How many lines of the entries below include the word "mustat"? Answer with the number alone.

▶ Stored items from a collection:

____

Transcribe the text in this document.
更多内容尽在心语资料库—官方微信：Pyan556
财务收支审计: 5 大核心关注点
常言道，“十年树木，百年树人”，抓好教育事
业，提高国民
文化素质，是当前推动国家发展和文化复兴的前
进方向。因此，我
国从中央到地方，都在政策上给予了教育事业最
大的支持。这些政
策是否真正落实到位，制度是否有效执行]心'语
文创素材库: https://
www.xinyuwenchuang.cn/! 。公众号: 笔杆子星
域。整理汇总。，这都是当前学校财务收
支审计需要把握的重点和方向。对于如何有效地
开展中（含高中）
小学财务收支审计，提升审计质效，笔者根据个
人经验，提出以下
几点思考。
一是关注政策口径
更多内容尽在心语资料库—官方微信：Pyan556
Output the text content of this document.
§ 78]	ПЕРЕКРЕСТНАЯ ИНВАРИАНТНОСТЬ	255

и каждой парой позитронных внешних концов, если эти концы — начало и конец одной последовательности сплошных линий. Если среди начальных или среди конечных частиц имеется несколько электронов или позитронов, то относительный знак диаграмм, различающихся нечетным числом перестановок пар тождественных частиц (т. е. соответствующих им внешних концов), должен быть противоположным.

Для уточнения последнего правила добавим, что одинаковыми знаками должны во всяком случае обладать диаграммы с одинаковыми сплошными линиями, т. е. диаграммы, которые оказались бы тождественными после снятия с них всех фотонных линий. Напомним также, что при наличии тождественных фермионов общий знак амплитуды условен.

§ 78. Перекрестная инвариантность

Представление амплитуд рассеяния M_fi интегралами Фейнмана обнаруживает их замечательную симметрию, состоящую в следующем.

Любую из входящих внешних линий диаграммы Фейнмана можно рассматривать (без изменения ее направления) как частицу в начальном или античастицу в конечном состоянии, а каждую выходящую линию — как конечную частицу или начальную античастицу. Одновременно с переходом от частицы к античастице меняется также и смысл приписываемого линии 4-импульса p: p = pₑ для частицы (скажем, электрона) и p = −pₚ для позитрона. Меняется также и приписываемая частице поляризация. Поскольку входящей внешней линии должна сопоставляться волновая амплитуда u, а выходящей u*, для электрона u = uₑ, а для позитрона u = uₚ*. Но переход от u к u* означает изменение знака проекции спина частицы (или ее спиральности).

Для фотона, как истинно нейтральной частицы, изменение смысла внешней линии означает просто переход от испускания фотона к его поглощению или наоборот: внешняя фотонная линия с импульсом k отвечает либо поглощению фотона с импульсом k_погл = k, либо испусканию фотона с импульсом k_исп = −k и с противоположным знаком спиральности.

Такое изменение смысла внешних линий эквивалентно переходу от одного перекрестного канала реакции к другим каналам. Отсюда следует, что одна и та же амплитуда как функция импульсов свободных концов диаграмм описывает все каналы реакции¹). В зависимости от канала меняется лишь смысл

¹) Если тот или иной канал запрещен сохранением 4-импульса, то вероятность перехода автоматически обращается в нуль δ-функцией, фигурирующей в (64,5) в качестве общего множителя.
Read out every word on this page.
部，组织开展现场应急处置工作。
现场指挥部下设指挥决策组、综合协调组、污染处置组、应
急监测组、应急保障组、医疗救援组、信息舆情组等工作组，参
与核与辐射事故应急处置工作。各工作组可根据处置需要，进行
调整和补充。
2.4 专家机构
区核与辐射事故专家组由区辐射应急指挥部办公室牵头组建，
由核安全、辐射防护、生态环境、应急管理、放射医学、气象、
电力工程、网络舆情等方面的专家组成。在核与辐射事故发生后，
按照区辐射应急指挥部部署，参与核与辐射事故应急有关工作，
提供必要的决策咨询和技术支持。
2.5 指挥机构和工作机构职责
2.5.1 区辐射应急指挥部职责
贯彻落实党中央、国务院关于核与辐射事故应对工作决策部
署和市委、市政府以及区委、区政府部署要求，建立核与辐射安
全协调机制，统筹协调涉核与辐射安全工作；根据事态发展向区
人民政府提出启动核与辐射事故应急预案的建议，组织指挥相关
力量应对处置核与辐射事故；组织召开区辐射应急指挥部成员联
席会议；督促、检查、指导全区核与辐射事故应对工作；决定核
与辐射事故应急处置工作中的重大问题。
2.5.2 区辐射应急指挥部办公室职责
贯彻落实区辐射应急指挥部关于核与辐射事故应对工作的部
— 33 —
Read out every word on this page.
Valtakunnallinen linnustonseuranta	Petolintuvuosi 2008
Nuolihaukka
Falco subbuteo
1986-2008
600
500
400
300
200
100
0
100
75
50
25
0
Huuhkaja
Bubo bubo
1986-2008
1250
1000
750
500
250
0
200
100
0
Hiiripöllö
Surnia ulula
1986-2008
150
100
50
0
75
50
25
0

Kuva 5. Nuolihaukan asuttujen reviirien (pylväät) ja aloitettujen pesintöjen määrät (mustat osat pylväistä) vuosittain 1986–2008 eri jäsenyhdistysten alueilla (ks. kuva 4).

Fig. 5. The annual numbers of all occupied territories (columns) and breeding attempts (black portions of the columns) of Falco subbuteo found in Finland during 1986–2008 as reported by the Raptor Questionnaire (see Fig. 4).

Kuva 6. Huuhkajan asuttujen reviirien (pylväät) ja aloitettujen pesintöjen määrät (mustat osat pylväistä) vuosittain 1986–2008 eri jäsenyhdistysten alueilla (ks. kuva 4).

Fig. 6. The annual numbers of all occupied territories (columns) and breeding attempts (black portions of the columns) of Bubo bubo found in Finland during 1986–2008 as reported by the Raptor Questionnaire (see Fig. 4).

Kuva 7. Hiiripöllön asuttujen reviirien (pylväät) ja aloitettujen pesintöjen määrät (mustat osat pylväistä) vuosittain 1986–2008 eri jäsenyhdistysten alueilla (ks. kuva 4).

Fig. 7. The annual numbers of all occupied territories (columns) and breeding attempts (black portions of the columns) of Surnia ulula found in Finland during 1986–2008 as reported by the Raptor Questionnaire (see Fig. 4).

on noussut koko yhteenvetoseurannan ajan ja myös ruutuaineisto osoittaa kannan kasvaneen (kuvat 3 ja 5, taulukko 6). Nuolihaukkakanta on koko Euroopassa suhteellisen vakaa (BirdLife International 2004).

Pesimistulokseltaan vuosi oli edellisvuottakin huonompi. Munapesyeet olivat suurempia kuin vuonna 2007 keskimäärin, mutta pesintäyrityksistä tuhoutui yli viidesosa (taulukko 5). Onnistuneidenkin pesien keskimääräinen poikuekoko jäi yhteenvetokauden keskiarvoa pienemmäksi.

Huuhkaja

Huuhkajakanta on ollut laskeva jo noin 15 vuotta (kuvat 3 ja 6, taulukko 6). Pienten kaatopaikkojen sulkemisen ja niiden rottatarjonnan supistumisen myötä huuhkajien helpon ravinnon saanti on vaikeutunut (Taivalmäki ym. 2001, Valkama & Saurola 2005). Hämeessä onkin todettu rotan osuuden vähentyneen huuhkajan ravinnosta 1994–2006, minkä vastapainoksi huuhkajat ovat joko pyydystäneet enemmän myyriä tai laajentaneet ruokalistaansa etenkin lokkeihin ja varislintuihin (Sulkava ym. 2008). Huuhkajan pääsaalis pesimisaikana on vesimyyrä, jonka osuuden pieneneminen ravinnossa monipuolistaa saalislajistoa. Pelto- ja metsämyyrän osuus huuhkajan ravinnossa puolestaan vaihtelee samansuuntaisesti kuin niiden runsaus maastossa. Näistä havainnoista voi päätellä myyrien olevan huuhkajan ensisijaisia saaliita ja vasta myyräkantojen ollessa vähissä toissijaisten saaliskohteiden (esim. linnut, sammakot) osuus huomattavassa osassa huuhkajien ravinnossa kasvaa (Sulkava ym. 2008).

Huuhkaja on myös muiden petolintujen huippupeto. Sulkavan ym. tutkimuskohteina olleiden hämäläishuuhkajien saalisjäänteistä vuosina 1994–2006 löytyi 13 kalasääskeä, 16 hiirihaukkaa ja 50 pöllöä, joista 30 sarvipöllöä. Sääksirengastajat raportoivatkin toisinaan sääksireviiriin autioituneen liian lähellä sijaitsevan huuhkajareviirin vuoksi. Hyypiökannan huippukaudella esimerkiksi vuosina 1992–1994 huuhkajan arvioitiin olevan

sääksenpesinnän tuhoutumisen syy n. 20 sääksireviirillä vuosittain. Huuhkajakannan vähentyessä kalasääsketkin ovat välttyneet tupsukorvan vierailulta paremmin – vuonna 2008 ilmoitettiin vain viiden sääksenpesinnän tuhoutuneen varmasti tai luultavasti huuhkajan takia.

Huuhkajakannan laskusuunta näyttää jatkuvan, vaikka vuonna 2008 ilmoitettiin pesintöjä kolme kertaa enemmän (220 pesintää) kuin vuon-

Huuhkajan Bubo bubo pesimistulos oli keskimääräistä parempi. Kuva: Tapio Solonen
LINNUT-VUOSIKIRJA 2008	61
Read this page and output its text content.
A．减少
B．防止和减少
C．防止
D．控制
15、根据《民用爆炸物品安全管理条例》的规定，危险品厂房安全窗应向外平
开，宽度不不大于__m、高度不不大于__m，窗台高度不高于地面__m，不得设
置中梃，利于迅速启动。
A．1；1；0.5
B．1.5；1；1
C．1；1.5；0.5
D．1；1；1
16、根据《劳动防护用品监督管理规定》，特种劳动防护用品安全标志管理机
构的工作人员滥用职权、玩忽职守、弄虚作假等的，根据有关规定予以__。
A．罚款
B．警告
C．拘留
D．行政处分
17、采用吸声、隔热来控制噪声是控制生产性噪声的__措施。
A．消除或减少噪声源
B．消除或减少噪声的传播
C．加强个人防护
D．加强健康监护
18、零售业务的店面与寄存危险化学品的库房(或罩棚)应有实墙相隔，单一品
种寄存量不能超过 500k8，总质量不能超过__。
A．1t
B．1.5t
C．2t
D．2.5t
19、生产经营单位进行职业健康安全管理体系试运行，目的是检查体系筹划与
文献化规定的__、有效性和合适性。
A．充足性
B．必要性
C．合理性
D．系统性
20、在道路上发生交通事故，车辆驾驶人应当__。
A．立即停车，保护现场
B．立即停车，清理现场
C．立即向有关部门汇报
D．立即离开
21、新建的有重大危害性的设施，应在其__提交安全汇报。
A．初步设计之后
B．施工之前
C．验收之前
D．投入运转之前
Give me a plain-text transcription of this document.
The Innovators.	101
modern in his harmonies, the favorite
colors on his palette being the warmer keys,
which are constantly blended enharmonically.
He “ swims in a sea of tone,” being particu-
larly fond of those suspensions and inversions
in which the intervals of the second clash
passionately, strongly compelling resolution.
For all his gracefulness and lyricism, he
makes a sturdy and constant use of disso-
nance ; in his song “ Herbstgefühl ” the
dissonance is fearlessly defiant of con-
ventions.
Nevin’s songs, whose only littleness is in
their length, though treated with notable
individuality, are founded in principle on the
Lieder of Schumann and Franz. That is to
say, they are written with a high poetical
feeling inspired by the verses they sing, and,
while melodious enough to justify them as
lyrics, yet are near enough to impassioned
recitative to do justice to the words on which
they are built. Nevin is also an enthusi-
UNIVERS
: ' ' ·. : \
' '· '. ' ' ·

____

▶ Result for this exercise: 3